Task data:
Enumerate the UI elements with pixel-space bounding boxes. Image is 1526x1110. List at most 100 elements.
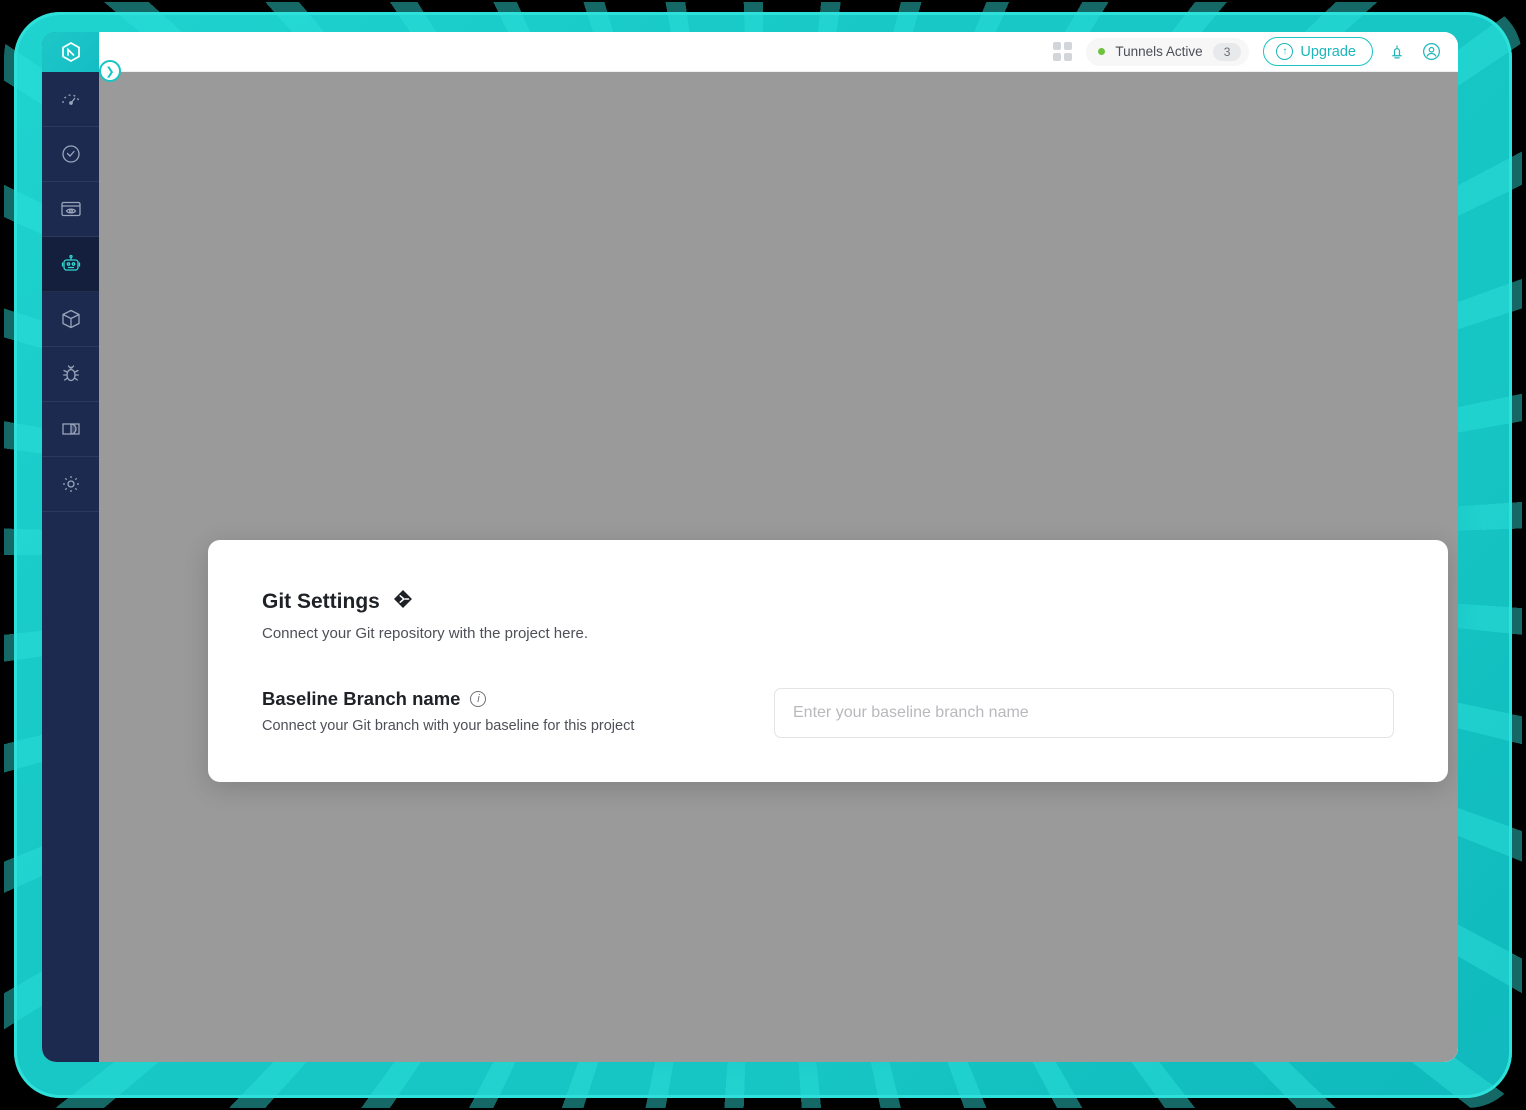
line — [319, 327, 450, 332]
tunnels-label: Tunnels Active — [1115, 44, 1202, 59]
baseline-branch-subtitle: Connect your Git branch with your baseli… — [262, 718, 774, 734]
diff-plant-shape — [1087, 421, 1098, 437]
email-updates-row: Get Email updates after every build run … — [134, 782, 1423, 848]
copy-icon — [1341, 1044, 1352, 1062]
user-account-icon[interactable] — [1421, 41, 1442, 62]
color-label-red: Red — [894, 120, 966, 135]
trash-icon[interactable] — [1256, 148, 1273, 170]
line — [392, 433, 539, 439]
card-header — [255, 298, 560, 360]
line — [392, 484, 501, 490]
color-field-alpha: Alpha — [1165, 120, 1237, 172]
browser-eye-icon — [59, 197, 83, 221]
baseline-branch-title: Baseline Branch name i — [262, 688, 774, 710]
lambdatest-logo[interactable] — [42, 32, 99, 72]
picture-frame-shape — [628, 374, 662, 404]
status-dot — [1098, 48, 1105, 55]
sample-card-test-output: Test Output — [611, 297, 918, 543]
lambdatest-badge-section-title: LAMBDATEST BADGE — [134, 950, 331, 967]
diff-dot-small — [1082, 375, 1101, 394]
top-bar: Tunnels Active 3 ↑ Upgrade — [99, 32, 1458, 72]
line — [392, 380, 486, 388]
lambdatest-logo-icon — [271, 1038, 285, 1055]
email-text-before: Get Email updates after every build run … — [213, 807, 579, 824]
clock-check-icon — [59, 142, 83, 166]
package-box-icon — [59, 307, 83, 331]
sidebar-item-builds[interactable] — [42, 292, 99, 347]
badge-code-text: [![This project is using lambdatest for … — [434, 1055, 1312, 1062]
grid-cell — [1064, 53, 1072, 61]
line — [319, 340, 490, 345]
color-field-blue: Blue — [984, 120, 1056, 172]
upgrade-label: Upgrade — [1300, 44, 1356, 60]
color-input-blue[interactable] — [984, 142, 1056, 172]
line — [749, 411, 837, 417]
robot-icon — [59, 252, 83, 276]
sidebar-item-visual-preview[interactable] — [42, 182, 99, 237]
card-illustration — [628, 374, 733, 487]
upload-circle-icon: ↑ — [1276, 43, 1293, 60]
picture-frame-shape — [271, 374, 305, 404]
test-output-card-image — [611, 297, 918, 514]
color-input-alpha[interactable] — [1165, 142, 1237, 172]
card-illustration — [271, 374, 376, 490]
lambdatest-badge-pill[interactable]: Visual Testing LAMBDATEST — [159, 1033, 392, 1060]
add-area-link[interactable]: Add Area — [234, 128, 292, 144]
git-settings-title-text: Git Settings — [262, 590, 380, 614]
grid-icon[interactable] — [1053, 42, 1072, 61]
desk-illustration — [628, 418, 728, 482]
line — [392, 450, 462, 456]
grid-cell — [1053, 53, 1061, 61]
header-lines — [319, 314, 544, 345]
info-icon[interactable]: i — [470, 691, 486, 707]
gear-icon — [59, 472, 83, 496]
line — [392, 399, 456, 405]
baseline-branch-row: Baseline Branch name i Connect your Git … — [262, 688, 1394, 738]
color-input-red[interactable] — [894, 142, 966, 172]
chevron-right-icon: ❯ — [105, 65, 114, 78]
sidebar-item-settings[interactable] — [42, 457, 99, 512]
color-field-green: Green — [1075, 120, 1147, 172]
sidebar-item-automation-bot[interactable] — [42, 237, 99, 292]
sidebar-item-realtime[interactable] — [42, 127, 99, 182]
git-settings-title: Git Settings — [262, 588, 1394, 616]
notification-bell-icon[interactable] — [1387, 42, 1407, 62]
diff-line — [1106, 453, 1207, 459]
sample-card-diff: Diff — [968, 297, 1275, 543]
color-editor: Red Blue Green Alpha — [894, 120, 1273, 172]
tunnels-active-status[interactable]: Tunnels Active 3 — [1086, 38, 1249, 66]
header-lines — [676, 320, 853, 338]
diff-content — [969, 298, 1274, 514]
git-settings-subtitle: Connect your Git repository with the pro… — [262, 625, 1394, 642]
update-settings-button[interactable]: Update Settings — [699, 867, 858, 910]
copy-button[interactable]: Copy — [1341, 1044, 1384, 1062]
diff-line — [1106, 427, 1232, 433]
color-input-green[interactable] — [1075, 142, 1147, 172]
line — [319, 314, 535, 319]
line — [749, 394, 813, 400]
color-field-red: Red — [894, 120, 966, 172]
card-text-lines — [392, 374, 544, 490]
sidebar-collapse-toggle[interactable]: ❯ — [99, 60, 121, 82]
page-content: Add Area Red Blue Green Al — [99, 72, 1458, 1062]
line — [676, 333, 726, 338]
desk-illustration — [271, 418, 371, 482]
badge-markdown-snippet: [![This project is using lambdatest for … — [416, 1036, 1398, 1062]
sample-comparison-cards: Baseline — [254, 297, 1275, 543]
card-body — [255, 360, 560, 504]
add-color-link[interactable]: Add Color — [894, 188, 956, 204]
baseline-branch-input[interactable] — [774, 688, 1394, 738]
line — [749, 440, 819, 446]
diff-line — [1106, 380, 1184, 386]
bug-icon — [59, 362, 83, 386]
sample-comparison-title: SAMPLE COMPARISON VIEW — [99, 264, 1458, 281]
email-updates-toggle[interactable] — [169, 807, 199, 824]
sidebar-item-visual-compare[interactable] — [42, 402, 99, 457]
copy-label: Copy — [1357, 1044, 1384, 1062]
line — [749, 473, 861, 479]
sidebar-item-dashboard[interactable] — [42, 72, 99, 127]
badge-pill-right-label: LAMBDATEST — [290, 1039, 383, 1054]
upgrade-button[interactable]: ↑ Upgrade — [1263, 37, 1373, 66]
sidebar-item-issues[interactable] — [42, 347, 99, 402]
git-settings-modal: Git Settings Connect your Git repository… — [208, 540, 1448, 782]
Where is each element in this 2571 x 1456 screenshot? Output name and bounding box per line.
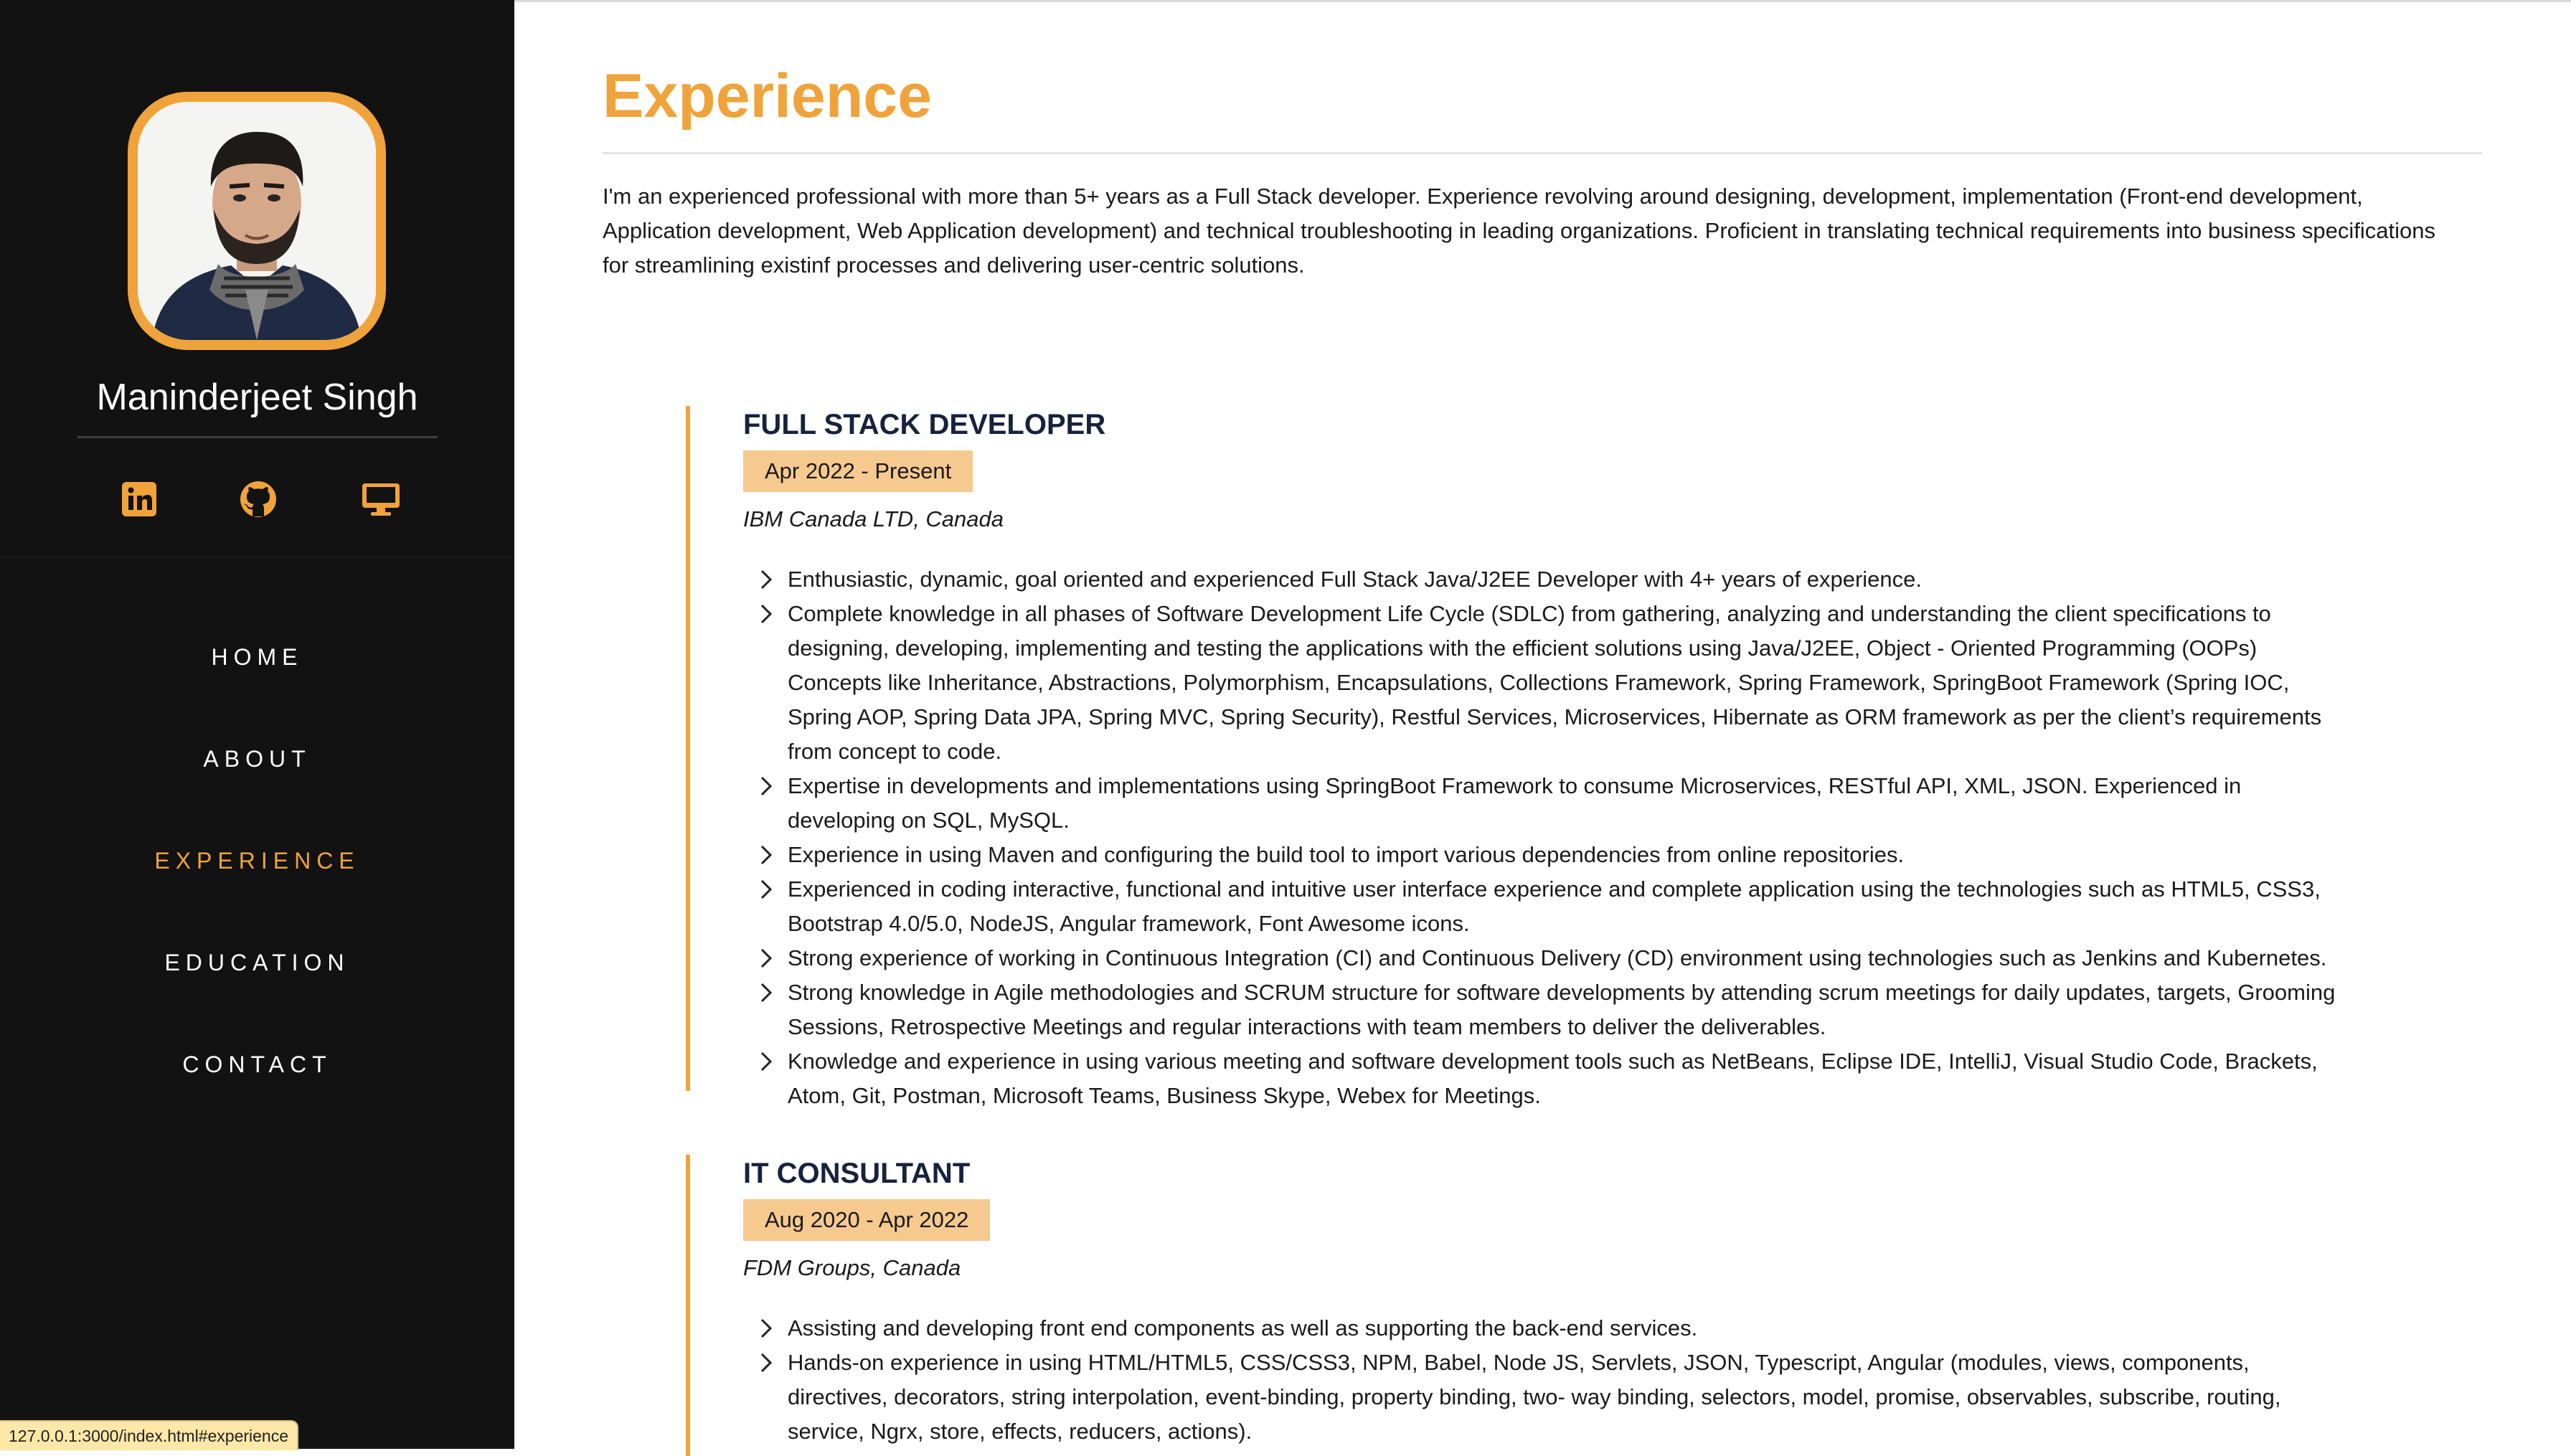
sidebar-divider: [0, 557, 514, 558]
job-title: IT CONSULTANT: [743, 1158, 971, 1189]
chevron-right-icon: [760, 948, 773, 968]
sidebar: Maninderjeet Singh HOME ABOUT EXPERIENCE…: [0, 0, 514, 1449]
chevron-right-icon: [760, 569, 773, 590]
list-item: Knowledge and experience in using variou…: [743, 1044, 2343, 1113]
list-item-text: Enthusiastic, dynamic, goal oriented and…: [788, 567, 1922, 592]
top-border: [514, 0, 2571, 2]
chevron-right-icon: [760, 604, 773, 624]
nav-item-home[interactable]: HOME: [0, 631, 514, 733]
list-item: Strong experience of working in Continuo…: [743, 941, 2343, 975]
list-item: Experience in using Maven and configurin…: [743, 838, 2343, 872]
list-item-text: Assisting and developing front end compo…: [788, 1315, 1698, 1341]
list-item-text: Expertise in developments and implementa…: [788, 773, 2242, 833]
job-date-badge: Aug 2020 - Apr 2022: [743, 1199, 991, 1241]
list-item: Hands-on experience in using HTML/HTML5,…: [743, 1346, 2343, 1449]
job-date-badge: Apr 2022 - Present: [743, 450, 973, 492]
page-title: Experience: [603, 62, 932, 131]
list-item-text: Experienced in coding interactive, funct…: [788, 876, 2321, 936]
list-item-text: Complete knowledge in all phases of Soft…: [788, 601, 2322, 764]
list-item-text: Hands-on experience in using HTML/HTML5,…: [788, 1350, 2281, 1444]
list-item-text: Knowledge and experience in using variou…: [788, 1049, 2318, 1108]
github-icon: [240, 481, 276, 517]
profile-photo: [138, 102, 376, 340]
nav-item-about[interactable]: ABOUT: [0, 733, 514, 835]
job-entry: FULL STACK DEVELOPER Apr 2022 - Present …: [686, 406, 2343, 1108]
list-item: Strong knowledge in Agile methodologies …: [743, 975, 2343, 1044]
nav-item-education[interactable]: EDUCATION: [0, 937, 514, 1039]
job-responsibilities: Assisting and developing front end compo…: [743, 1311, 2343, 1449]
linkedin-link[interactable]: [116, 476, 162, 522]
chevron-right-icon: [760, 1318, 773, 1338]
experience-intro: I'm an experienced professional with mor…: [603, 184, 2436, 278]
timeline-bar: [686, 406, 690, 1091]
nav-item-experience[interactable]: EXPERIENCE: [0, 835, 514, 937]
portfolio-link[interactable]: [358, 476, 404, 522]
nav-item-contact[interactable]: CONTACT: [0, 1039, 514, 1140]
linkedin-icon: [122, 482, 156, 516]
list-item: Complete knowledge in all phases of Soft…: [743, 597, 2343, 769]
avatar: [128, 92, 386, 350]
list-item: Enthusiastic, dynamic, goal oriented and…: [743, 562, 2343, 597]
job-company: FDM Groups, Canada: [743, 1255, 961, 1280]
list-item: Assisting and developing front end compo…: [743, 1311, 2343, 1346]
chevron-right-icon: [760, 879, 773, 899]
list-item: Expertise in developments and implementa…: [743, 769, 2343, 838]
main-nav: HOME ABOUT EXPERIENCE EDUCATION CONTACT: [0, 631, 514, 1140]
job-company: IBM Canada LTD, Canada: [743, 506, 1004, 531]
profile-name: Maninderjeet Singh: [96, 377, 418, 418]
name-divider: [77, 436, 438, 438]
list-item-text: Experience in using Maven and configurin…: [788, 842, 1905, 867]
list-item-text: Strong experience of working in Continuo…: [788, 945, 2327, 970]
chevron-right-icon: [760, 1353, 773, 1373]
desktop-icon: [362, 483, 400, 516]
job-responsibilities: Enthusiastic, dynamic, goal oriented and…: [743, 562, 2343, 1113]
chevron-right-icon: [760, 1051, 773, 1072]
chevron-right-icon: [760, 845, 773, 865]
job-title: FULL STACK DEVELOPER: [743, 409, 1106, 440]
job-entry: IT CONSULTANT Aug 2020 - Apr 2022 FDM Gr…: [686, 1155, 2343, 1456]
chevron-right-icon: [760, 983, 773, 1003]
list-item: Experienced in coding interactive, funct…: [743, 872, 2343, 941]
title-divider: [603, 152, 2482, 154]
github-link[interactable]: [235, 476, 281, 522]
chevron-right-icon: [760, 776, 773, 796]
status-bar-url: 127.0.0.1:3000/index.html#experience: [0, 1420, 299, 1450]
list-item-text: Strong knowledge in Agile methodologies …: [788, 980, 2336, 1039]
timeline-bar: [686, 1155, 690, 1456]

Required task: Copy the stretch from the row containing "sidebar-divider: [0, 557, 514, 558]" through the row containing "list-item: Experience in", swapping in "arrow-icon" wherever "chevron-right-icon" appears and keeping everything else the same.

The solution:
sidebar-divider: [0, 557, 514, 558]
job-title: IT CONSULTANT: [743, 1158, 971, 1189]
arrow-icon: [760, 948, 773, 968]
sidebar: Maninderjeet Singh HOME ABOUT EXPERIENCE…: [0, 0, 514, 1449]
arrow-icon: [760, 569, 773, 590]
list-item: Knowledge and experience in using variou…: [743, 1044, 2343, 1113]
list-item-text: Enthusiastic, dynamic, goal oriented and…: [788, 567, 1922, 592]
top-border: [514, 0, 2571, 2]
arrow-icon: [760, 604, 773, 624]
nav-item-home[interactable]: HOME: [0, 631, 514, 733]
list-item: Strong experience of working in Continuo…: [743, 941, 2343, 975]
list-item: Experience in using Maven and configurin…: [743, 838, 2343, 872]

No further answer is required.